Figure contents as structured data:
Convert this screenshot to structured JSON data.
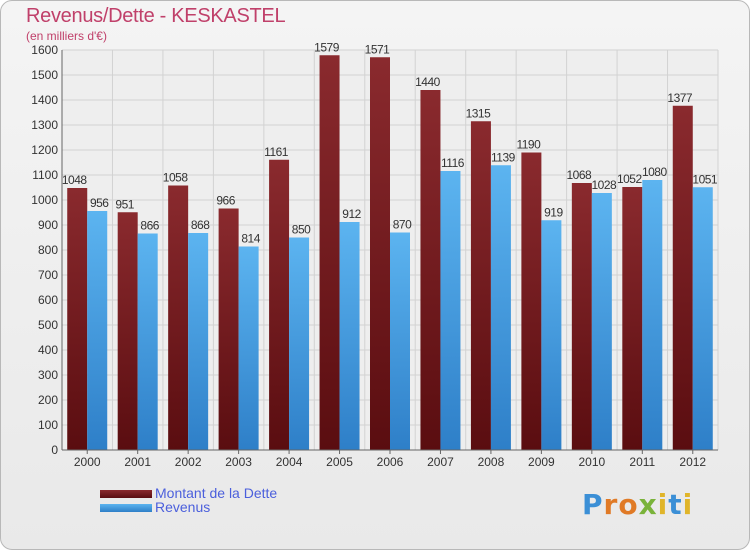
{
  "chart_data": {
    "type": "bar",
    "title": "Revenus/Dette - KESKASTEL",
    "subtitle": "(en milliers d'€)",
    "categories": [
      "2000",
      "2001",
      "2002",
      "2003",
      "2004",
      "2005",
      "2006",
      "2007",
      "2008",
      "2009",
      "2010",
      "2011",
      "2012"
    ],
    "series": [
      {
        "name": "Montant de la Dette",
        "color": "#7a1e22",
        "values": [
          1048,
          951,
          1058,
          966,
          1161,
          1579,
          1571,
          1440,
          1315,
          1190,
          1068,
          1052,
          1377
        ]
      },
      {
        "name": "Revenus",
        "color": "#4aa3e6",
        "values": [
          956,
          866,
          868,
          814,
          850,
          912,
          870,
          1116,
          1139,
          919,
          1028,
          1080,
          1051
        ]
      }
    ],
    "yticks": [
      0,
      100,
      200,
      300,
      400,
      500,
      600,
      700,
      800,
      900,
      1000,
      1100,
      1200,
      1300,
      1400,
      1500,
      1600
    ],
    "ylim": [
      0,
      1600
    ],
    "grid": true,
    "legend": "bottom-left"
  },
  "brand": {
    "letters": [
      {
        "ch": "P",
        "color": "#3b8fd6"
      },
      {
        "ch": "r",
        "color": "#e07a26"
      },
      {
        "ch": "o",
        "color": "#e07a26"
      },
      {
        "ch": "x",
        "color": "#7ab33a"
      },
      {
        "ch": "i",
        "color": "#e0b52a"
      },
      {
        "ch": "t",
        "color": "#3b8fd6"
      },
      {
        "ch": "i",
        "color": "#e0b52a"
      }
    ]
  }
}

* * *

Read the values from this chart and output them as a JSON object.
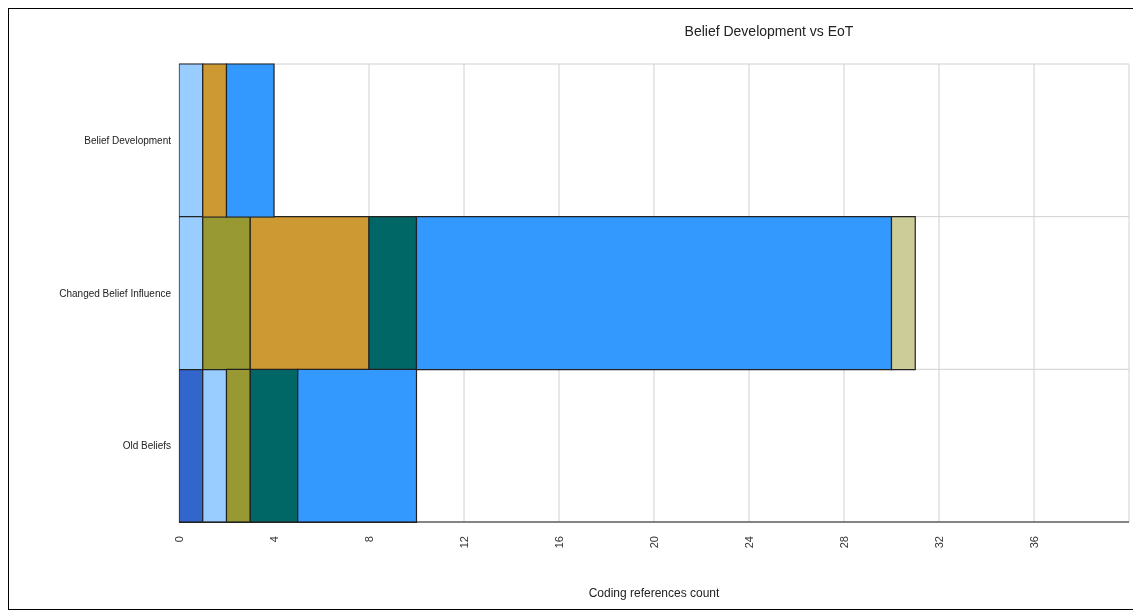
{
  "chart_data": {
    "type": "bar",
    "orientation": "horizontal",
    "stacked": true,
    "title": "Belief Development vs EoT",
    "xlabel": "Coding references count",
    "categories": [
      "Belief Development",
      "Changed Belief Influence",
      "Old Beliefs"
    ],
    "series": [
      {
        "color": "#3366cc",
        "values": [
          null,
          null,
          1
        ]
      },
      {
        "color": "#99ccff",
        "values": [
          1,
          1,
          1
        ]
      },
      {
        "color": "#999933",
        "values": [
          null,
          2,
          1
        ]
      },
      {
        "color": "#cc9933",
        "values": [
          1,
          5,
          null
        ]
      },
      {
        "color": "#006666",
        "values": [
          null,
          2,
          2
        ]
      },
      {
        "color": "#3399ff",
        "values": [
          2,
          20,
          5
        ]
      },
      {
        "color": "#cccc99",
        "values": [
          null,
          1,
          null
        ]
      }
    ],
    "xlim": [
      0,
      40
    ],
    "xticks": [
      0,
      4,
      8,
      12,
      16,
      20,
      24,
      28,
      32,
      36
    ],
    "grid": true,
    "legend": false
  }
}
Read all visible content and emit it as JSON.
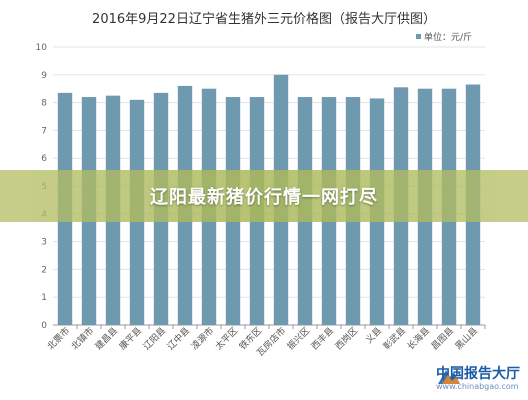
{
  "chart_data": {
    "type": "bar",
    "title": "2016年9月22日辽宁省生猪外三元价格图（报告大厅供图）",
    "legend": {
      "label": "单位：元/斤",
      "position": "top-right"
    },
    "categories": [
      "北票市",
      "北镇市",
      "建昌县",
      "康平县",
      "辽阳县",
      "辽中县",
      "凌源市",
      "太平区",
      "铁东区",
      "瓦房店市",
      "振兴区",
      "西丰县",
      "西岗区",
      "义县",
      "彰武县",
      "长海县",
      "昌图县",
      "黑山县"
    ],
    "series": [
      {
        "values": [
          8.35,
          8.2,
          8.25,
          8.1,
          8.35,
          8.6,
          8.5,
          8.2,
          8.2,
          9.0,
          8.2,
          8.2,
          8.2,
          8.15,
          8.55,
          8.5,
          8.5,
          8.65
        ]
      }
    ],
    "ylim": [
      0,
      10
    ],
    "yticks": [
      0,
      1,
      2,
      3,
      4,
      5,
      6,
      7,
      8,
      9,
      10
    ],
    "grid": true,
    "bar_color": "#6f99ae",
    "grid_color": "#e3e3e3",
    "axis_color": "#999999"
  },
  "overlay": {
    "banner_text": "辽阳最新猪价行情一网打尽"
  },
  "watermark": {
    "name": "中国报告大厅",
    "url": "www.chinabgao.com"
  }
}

• [Exercise]: Which lines hold the word "Revenus"? Copy each of them from the records.

• [The reply]:
    "title": "Revenus/Dette - KESKASTEL",
        "name": "Revenus",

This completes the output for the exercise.